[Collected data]
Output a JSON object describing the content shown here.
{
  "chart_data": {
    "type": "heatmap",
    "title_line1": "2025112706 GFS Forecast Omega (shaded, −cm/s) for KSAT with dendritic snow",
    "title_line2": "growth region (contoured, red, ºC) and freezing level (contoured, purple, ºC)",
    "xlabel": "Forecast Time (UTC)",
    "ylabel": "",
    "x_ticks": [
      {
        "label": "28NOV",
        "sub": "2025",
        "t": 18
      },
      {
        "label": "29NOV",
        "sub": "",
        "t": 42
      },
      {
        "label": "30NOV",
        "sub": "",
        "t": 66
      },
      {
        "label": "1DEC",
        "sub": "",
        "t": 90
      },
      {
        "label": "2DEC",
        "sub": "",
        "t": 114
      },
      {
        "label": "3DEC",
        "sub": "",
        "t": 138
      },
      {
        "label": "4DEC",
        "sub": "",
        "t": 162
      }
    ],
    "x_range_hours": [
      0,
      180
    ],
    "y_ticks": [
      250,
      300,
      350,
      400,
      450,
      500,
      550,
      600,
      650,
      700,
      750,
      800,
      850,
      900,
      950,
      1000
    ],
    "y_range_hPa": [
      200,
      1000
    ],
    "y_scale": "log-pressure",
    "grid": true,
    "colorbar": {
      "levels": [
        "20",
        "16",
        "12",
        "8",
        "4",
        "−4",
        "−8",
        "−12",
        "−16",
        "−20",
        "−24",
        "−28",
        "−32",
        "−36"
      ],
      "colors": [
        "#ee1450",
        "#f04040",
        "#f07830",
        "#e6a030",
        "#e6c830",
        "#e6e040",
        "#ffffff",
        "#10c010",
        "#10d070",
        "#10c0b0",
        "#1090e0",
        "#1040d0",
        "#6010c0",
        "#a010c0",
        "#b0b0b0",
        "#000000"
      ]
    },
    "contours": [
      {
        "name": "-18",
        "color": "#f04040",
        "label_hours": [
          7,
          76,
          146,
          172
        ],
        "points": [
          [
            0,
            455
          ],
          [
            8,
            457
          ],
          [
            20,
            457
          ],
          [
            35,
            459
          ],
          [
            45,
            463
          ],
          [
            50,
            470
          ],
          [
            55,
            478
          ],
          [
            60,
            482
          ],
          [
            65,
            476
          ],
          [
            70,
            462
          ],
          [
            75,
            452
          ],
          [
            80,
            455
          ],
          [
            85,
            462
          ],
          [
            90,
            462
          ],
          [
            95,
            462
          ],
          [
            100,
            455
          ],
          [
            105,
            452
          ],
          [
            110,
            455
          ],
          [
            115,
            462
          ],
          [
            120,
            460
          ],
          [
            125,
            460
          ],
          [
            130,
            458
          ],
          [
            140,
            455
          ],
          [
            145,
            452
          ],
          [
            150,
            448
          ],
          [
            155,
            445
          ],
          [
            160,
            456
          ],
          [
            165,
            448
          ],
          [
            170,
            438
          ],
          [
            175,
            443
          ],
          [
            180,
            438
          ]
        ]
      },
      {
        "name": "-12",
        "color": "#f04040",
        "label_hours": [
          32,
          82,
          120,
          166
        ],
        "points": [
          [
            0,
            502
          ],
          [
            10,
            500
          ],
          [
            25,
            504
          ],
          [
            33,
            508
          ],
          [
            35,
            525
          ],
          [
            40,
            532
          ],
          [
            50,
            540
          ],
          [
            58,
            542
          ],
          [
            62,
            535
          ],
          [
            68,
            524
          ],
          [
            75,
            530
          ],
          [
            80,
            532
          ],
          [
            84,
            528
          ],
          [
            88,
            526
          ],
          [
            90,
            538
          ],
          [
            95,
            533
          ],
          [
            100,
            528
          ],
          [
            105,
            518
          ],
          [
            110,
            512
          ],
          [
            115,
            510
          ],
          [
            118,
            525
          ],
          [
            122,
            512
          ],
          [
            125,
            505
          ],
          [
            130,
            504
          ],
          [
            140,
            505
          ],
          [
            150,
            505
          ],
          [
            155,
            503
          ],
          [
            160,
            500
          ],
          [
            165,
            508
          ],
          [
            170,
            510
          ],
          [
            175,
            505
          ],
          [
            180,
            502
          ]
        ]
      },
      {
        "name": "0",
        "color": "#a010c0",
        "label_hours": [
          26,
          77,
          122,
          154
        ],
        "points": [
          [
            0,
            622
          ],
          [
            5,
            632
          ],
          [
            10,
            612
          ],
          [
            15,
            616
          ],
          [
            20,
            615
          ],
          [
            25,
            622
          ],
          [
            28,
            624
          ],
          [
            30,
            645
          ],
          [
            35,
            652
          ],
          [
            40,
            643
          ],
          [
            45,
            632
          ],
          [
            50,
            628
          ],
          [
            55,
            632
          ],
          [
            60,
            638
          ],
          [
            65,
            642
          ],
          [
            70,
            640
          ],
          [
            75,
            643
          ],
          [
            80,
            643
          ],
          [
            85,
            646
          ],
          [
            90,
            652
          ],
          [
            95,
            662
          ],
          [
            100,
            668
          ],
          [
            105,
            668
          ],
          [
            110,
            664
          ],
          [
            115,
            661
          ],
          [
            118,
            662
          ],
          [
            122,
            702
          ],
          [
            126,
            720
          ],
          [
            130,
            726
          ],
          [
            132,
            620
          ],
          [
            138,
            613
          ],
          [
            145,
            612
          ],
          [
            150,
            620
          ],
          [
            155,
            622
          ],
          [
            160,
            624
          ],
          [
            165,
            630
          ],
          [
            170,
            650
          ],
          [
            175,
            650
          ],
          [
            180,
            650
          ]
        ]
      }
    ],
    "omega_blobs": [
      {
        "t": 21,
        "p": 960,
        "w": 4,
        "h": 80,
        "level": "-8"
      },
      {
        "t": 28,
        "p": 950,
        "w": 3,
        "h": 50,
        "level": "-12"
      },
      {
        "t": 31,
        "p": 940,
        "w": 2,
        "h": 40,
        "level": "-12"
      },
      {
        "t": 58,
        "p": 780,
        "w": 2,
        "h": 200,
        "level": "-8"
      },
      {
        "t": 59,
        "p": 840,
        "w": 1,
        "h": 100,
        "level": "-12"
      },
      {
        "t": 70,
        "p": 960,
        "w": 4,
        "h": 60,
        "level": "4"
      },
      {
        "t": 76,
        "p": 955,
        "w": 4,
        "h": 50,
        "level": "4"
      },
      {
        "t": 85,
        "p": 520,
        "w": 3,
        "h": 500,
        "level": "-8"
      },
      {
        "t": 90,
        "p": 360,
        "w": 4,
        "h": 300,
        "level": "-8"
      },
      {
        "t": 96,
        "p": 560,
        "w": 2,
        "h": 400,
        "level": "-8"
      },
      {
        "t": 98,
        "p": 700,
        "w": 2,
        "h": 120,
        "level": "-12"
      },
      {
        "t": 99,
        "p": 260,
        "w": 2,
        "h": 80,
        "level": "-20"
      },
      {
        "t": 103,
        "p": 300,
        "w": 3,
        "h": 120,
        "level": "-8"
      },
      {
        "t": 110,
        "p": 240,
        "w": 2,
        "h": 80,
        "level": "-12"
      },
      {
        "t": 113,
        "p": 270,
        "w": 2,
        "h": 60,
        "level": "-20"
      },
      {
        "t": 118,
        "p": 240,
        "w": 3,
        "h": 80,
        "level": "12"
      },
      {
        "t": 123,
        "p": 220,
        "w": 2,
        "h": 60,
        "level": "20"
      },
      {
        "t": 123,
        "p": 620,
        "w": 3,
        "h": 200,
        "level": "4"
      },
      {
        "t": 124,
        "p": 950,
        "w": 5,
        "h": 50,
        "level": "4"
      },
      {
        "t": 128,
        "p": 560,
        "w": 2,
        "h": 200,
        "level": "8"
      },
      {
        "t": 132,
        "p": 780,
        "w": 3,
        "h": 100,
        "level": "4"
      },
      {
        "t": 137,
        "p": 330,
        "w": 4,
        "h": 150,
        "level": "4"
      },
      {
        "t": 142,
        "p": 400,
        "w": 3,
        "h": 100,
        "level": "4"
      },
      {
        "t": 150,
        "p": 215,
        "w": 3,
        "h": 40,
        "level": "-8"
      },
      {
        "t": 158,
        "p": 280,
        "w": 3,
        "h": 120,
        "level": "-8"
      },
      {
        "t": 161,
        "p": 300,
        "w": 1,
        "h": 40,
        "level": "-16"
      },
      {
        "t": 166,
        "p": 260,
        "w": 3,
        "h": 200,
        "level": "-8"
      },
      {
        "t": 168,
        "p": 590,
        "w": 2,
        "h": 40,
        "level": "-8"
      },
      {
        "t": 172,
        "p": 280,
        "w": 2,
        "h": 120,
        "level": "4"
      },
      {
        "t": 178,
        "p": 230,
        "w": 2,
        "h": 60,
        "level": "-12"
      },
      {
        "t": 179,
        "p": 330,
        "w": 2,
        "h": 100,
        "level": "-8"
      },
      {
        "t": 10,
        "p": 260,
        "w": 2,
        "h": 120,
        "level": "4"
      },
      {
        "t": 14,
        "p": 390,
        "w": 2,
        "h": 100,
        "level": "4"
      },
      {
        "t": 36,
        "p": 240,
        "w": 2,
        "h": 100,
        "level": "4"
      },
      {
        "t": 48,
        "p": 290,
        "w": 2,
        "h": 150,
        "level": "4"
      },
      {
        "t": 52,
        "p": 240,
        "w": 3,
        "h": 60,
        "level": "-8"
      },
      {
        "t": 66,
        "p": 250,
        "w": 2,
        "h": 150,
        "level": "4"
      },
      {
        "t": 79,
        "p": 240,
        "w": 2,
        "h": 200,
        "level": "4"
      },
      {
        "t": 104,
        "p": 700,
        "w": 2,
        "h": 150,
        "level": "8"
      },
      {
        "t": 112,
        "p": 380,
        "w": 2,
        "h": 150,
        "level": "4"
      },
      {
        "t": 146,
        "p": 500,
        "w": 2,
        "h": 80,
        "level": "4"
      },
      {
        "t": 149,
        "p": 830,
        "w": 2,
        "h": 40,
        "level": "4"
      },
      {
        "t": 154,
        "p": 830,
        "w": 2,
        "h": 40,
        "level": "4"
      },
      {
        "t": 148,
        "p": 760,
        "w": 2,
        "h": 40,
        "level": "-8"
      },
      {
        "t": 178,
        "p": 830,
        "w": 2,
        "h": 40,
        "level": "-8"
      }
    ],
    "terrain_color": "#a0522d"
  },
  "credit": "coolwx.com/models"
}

* _Work to do_:
Find every line that has "Forecast" in it, then return those lines.

* _Exercise answer_:
    "title_line1": "2025112706 GFS Forecast Omega (shaded, −cm/s) for KSAT with dendritic snow",
    "xlabel": "Forecast Time (UTC)",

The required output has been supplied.